Exercise prompt – Locate the word "bottom" in the material, then show every line that holds it.

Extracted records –
◆ ◆ ◆ ◆

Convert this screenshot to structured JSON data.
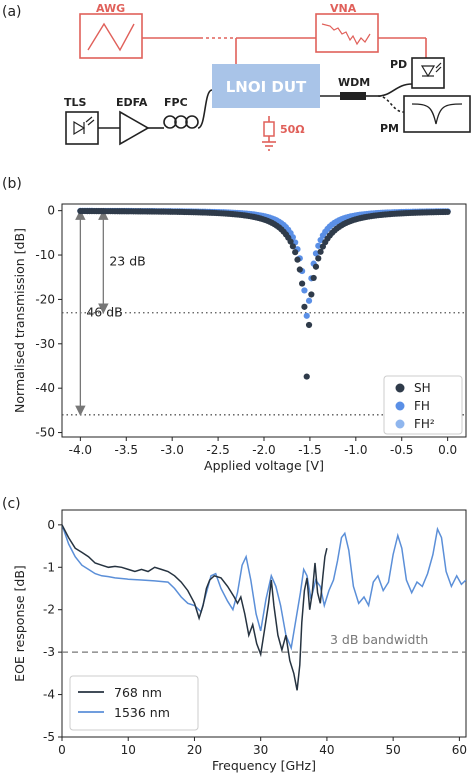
{
  "panels": {
    "a": "(a)",
    "b": "(b)",
    "c": "(c)"
  },
  "schematic": {
    "awg": "AWG",
    "vna": "VNA",
    "dut": "LNOI DUT",
    "tls": "TLS",
    "edfa": "EDFA",
    "fpc": "FPC",
    "wdm": "WDM",
    "pd": "PD",
    "pm": "PM",
    "load": "50Ω",
    "colors": {
      "rf": "#e0605a",
      "dut": "#a9c4e8",
      "optical": "#222222"
    }
  },
  "chart_data": [
    {
      "type": "scatter",
      "xlabel": "Applied voltage [V]",
      "ylabel": "Normalised transmission [dB]",
      "xlim": [
        -4.2,
        0.2
      ],
      "ylim": [
        -51,
        1.5
      ],
      "xticks": [
        "-4.0",
        "-3.5",
        "-3.0",
        "-2.5",
        "-2.0",
        "-1.5",
        "-1.0",
        "-0.5",
        "0.0"
      ],
      "yticks": [
        "0",
        "-10",
        "-20",
        "-30",
        "-40",
        "-50"
      ],
      "legend_position": "bottom-right",
      "series": [
        {
          "name": "SH",
          "color": "#2f3b4a",
          "params": {
            "v0": -1.53,
            "depth_db": 47,
            "g_left": 0.36,
            "g_right": 0.4,
            "v_start": -4.0,
            "v_end": 0.0,
            "n": 160
          }
        },
        {
          "name": "FH",
          "color": "#5a8fe6",
          "params": {
            "v0": -1.53,
            "depth_db": 24,
            "g_left": 0.27,
            "g_right": 0.28,
            "v_start": -4.0,
            "v_end": 0.0,
            "n": 160
          }
        },
        {
          "name": "FH²",
          "color": "#8fb6ee"
        }
      ],
      "annotations": [
        {
          "text": "23 dB",
          "from": 0,
          "to": -23,
          "x": -3.75
        },
        {
          "text": "46 dB",
          "from": 0,
          "to": -46,
          "x": -4.0
        }
      ],
      "reference_lines": [
        -23,
        -46
      ]
    },
    {
      "type": "line",
      "xlabel": "Frequency [GHz]",
      "ylabel": "EOE response [dB]",
      "xlim": [
        0,
        61
      ],
      "ylim": [
        -5,
        0.35
      ],
      "xticks": [
        "0",
        "10",
        "20",
        "30",
        "40",
        "50",
        "60"
      ],
      "yticks": [
        "0",
        "-1",
        "-2",
        "-3",
        "-4",
        "-5"
      ],
      "legend_position": "bottom-left",
      "reference_line": {
        "y": -3,
        "label": "3 dB bandwidth"
      },
      "series": [
        {
          "name": "768 nm",
          "color": "#263340",
          "points": [
            [
              0,
              0
            ],
            [
              1,
              -0.3
            ],
            [
              2,
              -0.55
            ],
            [
              3,
              -0.65
            ],
            [
              4,
              -0.75
            ],
            [
              5,
              -0.9
            ],
            [
              6,
              -0.95
            ],
            [
              7,
              -1.0
            ],
            [
              8,
              -0.98
            ],
            [
              9,
              -1.0
            ],
            [
              10,
              -1.05
            ],
            [
              11,
              -1.1
            ],
            [
              12,
              -1.05
            ],
            [
              13,
              -1.1
            ],
            [
              14,
              -1.0
            ],
            [
              15,
              -1.05
            ],
            [
              16,
              -1.1
            ],
            [
              17,
              -1.2
            ],
            [
              18,
              -1.35
            ],
            [
              19,
              -1.55
            ],
            [
              20,
              -1.85
            ],
            [
              20.7,
              -2.2
            ],
            [
              21.3,
              -1.9
            ],
            [
              21.8,
              -1.5
            ],
            [
              22.3,
              -1.3
            ],
            [
              23,
              -1.2
            ],
            [
              24,
              -1.25
            ],
            [
              25,
              -1.45
            ],
            [
              26,
              -1.7
            ],
            [
              26.5,
              -1.85
            ],
            [
              27,
              -1.7
            ],
            [
              27.6,
              -2.1
            ],
            [
              28.2,
              -2.6
            ],
            [
              28.8,
              -2.35
            ],
            [
              29.4,
              -2.8
            ],
            [
              30,
              -3.05
            ],
            [
              30.6,
              -2.45
            ],
            [
              31.2,
              -1.85
            ],
            [
              31.6,
              -1.3
            ],
            [
              32,
              -1.9
            ],
            [
              32.6,
              -2.6
            ],
            [
              33.2,
              -2.95
            ],
            [
              33.8,
              -2.6
            ],
            [
              34.4,
              -3.2
            ],
            [
              35,
              -3.5
            ],
            [
              35.5,
              -3.9
            ],
            [
              35.9,
              -3.3
            ],
            [
              36.2,
              -2.3
            ],
            [
              36.6,
              -1.55
            ],
            [
              37,
              -1.25
            ],
            [
              37.4,
              -2.0
            ],
            [
              37.8,
              -1.6
            ],
            [
              38.2,
              -0.9
            ],
            [
              38.6,
              -1.6
            ],
            [
              39,
              -1.85
            ],
            [
              39.4,
              -1.2
            ],
            [
              39.7,
              -0.75
            ],
            [
              40,
              -0.55
            ]
          ]
        },
        {
          "name": "1536 nm",
          "color": "#5b8fd8",
          "points": [
            [
              0,
              0
            ],
            [
              1,
              -0.45
            ],
            [
              2,
              -0.75
            ],
            [
              3,
              -0.95
            ],
            [
              4,
              -1.05
            ],
            [
              5,
              -1.15
            ],
            [
              6,
              -1.2
            ],
            [
              7,
              -1.22
            ],
            [
              8,
              -1.25
            ],
            [
              10,
              -1.28
            ],
            [
              12,
              -1.3
            ],
            [
              14,
              -1.32
            ],
            [
              16,
              -1.35
            ],
            [
              17,
              -1.5
            ],
            [
              18,
              -1.7
            ],
            [
              19,
              -1.85
            ],
            [
              20,
              -1.9
            ],
            [
              21,
              -2.05
            ],
            [
              21.8,
              -1.6
            ],
            [
              22.5,
              -1.2
            ],
            [
              23.2,
              -1.15
            ],
            [
              24,
              -1.5
            ],
            [
              25,
              -1.8
            ],
            [
              25.8,
              -2.0
            ],
            [
              26.5,
              -1.6
            ],
            [
              27.2,
              -0.95
            ],
            [
              27.8,
              -0.75
            ],
            [
              28.5,
              -1.3
            ],
            [
              29.3,
              -2.1
            ],
            [
              30,
              -2.5
            ],
            [
              30.8,
              -1.75
            ],
            [
              31.6,
              -1.2
            ],
            [
              32.3,
              -1.45
            ],
            [
              33,
              -1.9
            ],
            [
              33.8,
              -2.6
            ],
            [
              34.6,
              -2.9
            ],
            [
              35.4,
              -2.15
            ],
            [
              36,
              -1.6
            ],
            [
              36.5,
              -1.05
            ],
            [
              37,
              -1.2
            ],
            [
              37.6,
              -1.75
            ],
            [
              38.3,
              -1.3
            ],
            [
              39,
              -1.45
            ],
            [
              39.6,
              -1.9
            ],
            [
              40.3,
              -1.55
            ],
            [
              41,
              -1.3
            ],
            [
              41.6,
              -0.85
            ],
            [
              42.2,
              -0.3
            ],
            [
              42.7,
              -0.2
            ],
            [
              43.3,
              -0.6
            ],
            [
              44,
              -1.45
            ],
            [
              44.8,
              -1.85
            ],
            [
              45.6,
              -1.7
            ],
            [
              46.3,
              -1.9
            ],
            [
              47,
              -1.35
            ],
            [
              47.7,
              -1.2
            ],
            [
              48.5,
              -1.55
            ],
            [
              49.3,
              -1.35
            ],
            [
              50,
              -0.7
            ],
            [
              50.7,
              -0.25
            ],
            [
              51.3,
              -0.55
            ],
            [
              52,
              -1.3
            ],
            [
              52.8,
              -1.6
            ],
            [
              53.6,
              -1.35
            ],
            [
              54.4,
              -1.45
            ],
            [
              55.2,
              -1.15
            ],
            [
              56,
              -0.7
            ],
            [
              56.7,
              -0.1
            ],
            [
              57.3,
              -0.3
            ],
            [
              58,
              -1.1
            ],
            [
              58.8,
              -1.45
            ],
            [
              59.6,
              -1.2
            ],
            [
              60.3,
              -1.4
            ],
            [
              61,
              -1.3
            ]
          ]
        }
      ]
    }
  ]
}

◆ ◆ ◆ ◆

Response to the exercise –
      "legend_position": "bottom-right",
      "legend_position": "bottom-left",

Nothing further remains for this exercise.